# START OF Available records

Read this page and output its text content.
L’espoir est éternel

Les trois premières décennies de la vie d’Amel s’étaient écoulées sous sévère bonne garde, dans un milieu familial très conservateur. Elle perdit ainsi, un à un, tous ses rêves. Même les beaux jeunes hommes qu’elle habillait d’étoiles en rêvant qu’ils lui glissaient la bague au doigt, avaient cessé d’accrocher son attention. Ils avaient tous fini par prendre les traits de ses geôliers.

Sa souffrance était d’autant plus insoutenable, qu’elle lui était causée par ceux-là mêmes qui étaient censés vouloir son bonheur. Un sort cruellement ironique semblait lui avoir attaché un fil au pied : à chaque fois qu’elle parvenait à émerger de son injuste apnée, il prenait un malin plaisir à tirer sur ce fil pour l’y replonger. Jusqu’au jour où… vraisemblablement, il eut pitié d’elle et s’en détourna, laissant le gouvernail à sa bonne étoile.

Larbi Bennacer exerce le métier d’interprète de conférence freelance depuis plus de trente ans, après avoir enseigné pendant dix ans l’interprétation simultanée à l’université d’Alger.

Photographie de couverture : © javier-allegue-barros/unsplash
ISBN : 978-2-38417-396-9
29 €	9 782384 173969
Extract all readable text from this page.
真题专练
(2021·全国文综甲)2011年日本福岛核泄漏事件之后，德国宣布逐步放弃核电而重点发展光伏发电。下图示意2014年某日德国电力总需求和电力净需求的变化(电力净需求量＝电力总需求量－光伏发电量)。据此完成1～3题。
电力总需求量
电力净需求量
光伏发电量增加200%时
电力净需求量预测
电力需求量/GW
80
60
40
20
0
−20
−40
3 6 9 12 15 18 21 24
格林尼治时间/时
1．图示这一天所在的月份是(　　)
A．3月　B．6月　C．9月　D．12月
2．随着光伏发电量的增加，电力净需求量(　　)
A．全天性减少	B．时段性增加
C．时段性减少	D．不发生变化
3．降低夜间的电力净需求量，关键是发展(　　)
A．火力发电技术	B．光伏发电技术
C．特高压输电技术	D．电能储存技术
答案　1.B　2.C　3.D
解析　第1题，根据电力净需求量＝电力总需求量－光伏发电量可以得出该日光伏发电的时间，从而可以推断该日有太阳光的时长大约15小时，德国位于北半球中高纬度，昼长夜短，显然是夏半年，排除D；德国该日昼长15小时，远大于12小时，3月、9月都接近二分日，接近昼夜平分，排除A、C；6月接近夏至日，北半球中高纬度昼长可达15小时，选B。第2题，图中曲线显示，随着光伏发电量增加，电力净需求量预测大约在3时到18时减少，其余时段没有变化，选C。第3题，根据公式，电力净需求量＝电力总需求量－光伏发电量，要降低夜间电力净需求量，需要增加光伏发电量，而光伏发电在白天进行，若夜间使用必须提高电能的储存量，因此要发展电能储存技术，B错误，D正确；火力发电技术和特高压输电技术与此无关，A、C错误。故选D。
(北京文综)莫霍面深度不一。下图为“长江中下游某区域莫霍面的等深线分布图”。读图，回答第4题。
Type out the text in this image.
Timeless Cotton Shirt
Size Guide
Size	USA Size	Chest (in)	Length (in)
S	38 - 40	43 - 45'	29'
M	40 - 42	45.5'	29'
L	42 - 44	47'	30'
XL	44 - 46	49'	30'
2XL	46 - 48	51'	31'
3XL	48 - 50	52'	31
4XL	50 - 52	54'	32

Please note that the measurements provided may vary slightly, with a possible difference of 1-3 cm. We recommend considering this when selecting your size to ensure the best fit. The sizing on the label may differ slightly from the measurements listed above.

# END OF Available records

### Directive:
Starting with the line that contains "Extract all readable text from this page.", return each line through the last one of the data above, exactly as written and nothing more.

### Full solution:
Extract all readable text from this page.
真题专练
(2021·全国文综甲)2011年日本福岛核泄漏事件之后，德国宣布逐步放弃核电而重点发展光伏发电。下图示意2014年某日德国电力总需求和电力净需求的变化(电力净需求量＝电力总需求量－光伏发电量)。据此完成1～3题。
电力总需求量
电力净需求量
光伏发电量增加200%时
电力净需求量预测
电力需求量/GW
80
60
40
20
0
−20
−40
3 6 9 12 15 18 21 24
格林尼治时间/时
1．图示这一天所在的月份是(　　)
A．3月　B．6月　C．9月　D．12月
2．随着光伏发电量的增加，电力净需求量(　　)
A．全天性减少	B．时段性增加
C．时段性减少	D．不发生变化
3．降低夜间的电力净需求量，关键是发展(　　)
A．火力发电技术	B．光伏发电技术
C．特高压输电技术	D．电能储存技术
答案　1.B　2.C　3.D
解析　第1题，根据电力净需求量＝电力总需求量－光伏发电量可以得出该日光伏发电的时间，从而可以推断该日有太阳光的时长大约15小时，德国位于北半球中高纬度，昼长夜短，显然是夏半年，排除D；德国该日昼长15小时，远大于12小时，3月、9月都接近二分日，接近昼夜平分，排除A、C；6月接近夏至日，北半球中高纬度昼长可达15小时，选B。第2题，图中曲线显示，随着光伏发电量增加，电力净需求量预测大约在3时到18时减少，其余时段没有变化，选C。第3题，根据公式，电力净需求量＝电力总需求量－光伏发电量，要降低夜间电力净需求量，需要增加光伏发电量，而光伏发电在白天进行，若夜间使用必须提高电能的储存量，因此要发展电能储存技术，B错误，D正确；火力发电技术和特高压输电技术与此无关，A、C错误。故选D。
(北京文综)莫霍面深度不一。下图为“长江中下游某区域莫霍面的等深线分布图”。读图，回答第4题。
Type out the text in this image.
Timeless Cotton Shirt
Size Guide
Size	USA Size	Chest (in)	Length (in)
S	38 - 40	43 - 45'	29'
M	40 - 42	45.5'	29'
L	42 - 44	47'	30'
XL	44 - 46	49'	30'
2XL	46 - 48	51'	31'
3XL	48 - 50	52'	31
4XL	50 - 52	54'	32

Please note that the measurements provided may vary slightly, with a possible difference of 1-3 cm. We recommend considering this when selecting your size to ensure the best fit. The sizing on the label may differ slightly from the measurements listed above.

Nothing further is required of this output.